**Brief**.
Please determine how many lines of the material include the word "name", and respond with nothing but that number.
***** Data *****
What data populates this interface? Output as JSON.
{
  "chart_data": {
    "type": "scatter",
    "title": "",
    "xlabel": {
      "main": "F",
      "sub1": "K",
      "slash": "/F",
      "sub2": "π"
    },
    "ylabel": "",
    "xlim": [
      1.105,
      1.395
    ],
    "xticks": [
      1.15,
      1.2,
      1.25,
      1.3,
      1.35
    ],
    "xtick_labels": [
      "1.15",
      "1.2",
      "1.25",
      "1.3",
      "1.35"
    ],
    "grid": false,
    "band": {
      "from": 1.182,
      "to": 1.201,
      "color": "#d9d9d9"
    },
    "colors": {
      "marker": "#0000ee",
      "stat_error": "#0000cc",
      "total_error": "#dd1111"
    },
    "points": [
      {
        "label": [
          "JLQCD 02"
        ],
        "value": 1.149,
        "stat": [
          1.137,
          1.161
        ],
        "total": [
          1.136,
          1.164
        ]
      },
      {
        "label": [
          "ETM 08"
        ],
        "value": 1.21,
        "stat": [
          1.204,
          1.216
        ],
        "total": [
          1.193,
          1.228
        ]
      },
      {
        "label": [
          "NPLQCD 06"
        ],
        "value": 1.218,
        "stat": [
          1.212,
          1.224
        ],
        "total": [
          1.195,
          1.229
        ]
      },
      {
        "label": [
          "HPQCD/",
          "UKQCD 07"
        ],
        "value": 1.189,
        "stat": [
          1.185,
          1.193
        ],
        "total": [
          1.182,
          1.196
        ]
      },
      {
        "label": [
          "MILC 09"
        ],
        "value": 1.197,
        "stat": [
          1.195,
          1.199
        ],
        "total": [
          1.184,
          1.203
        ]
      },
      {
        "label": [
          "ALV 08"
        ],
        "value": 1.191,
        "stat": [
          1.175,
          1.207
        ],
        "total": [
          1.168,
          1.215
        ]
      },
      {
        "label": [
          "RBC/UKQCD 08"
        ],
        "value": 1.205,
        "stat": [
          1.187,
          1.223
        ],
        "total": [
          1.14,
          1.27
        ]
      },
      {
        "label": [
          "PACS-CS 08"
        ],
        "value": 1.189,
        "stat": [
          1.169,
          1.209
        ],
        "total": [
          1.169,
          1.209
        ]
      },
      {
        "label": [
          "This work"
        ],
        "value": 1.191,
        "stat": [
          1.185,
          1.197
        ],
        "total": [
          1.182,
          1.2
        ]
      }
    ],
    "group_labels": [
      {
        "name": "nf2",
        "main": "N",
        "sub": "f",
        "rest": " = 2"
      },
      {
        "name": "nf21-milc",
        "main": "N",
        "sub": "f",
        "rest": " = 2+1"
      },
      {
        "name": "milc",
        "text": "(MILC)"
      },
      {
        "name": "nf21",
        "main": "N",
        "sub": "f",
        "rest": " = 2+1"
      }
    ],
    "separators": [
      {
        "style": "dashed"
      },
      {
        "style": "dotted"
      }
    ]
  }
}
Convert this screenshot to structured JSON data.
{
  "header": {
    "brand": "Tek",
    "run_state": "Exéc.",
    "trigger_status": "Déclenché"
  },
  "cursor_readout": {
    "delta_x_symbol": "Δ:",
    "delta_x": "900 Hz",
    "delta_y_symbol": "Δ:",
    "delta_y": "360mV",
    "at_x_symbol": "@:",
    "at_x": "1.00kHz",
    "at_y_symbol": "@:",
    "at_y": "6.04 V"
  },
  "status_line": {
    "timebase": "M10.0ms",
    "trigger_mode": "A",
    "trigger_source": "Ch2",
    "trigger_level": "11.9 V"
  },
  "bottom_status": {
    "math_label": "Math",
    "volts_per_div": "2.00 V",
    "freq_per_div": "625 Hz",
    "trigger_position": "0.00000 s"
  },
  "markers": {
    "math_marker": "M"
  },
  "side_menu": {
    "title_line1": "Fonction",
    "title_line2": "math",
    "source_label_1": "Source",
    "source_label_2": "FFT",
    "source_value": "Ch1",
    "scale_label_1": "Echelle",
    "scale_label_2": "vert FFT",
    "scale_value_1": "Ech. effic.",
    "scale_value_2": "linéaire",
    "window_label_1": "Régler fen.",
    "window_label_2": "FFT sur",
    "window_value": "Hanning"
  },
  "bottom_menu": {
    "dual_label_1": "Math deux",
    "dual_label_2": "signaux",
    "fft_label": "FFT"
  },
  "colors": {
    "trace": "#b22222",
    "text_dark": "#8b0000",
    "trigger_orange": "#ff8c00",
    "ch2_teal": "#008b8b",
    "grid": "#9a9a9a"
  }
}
*****
**Problem solution**.
4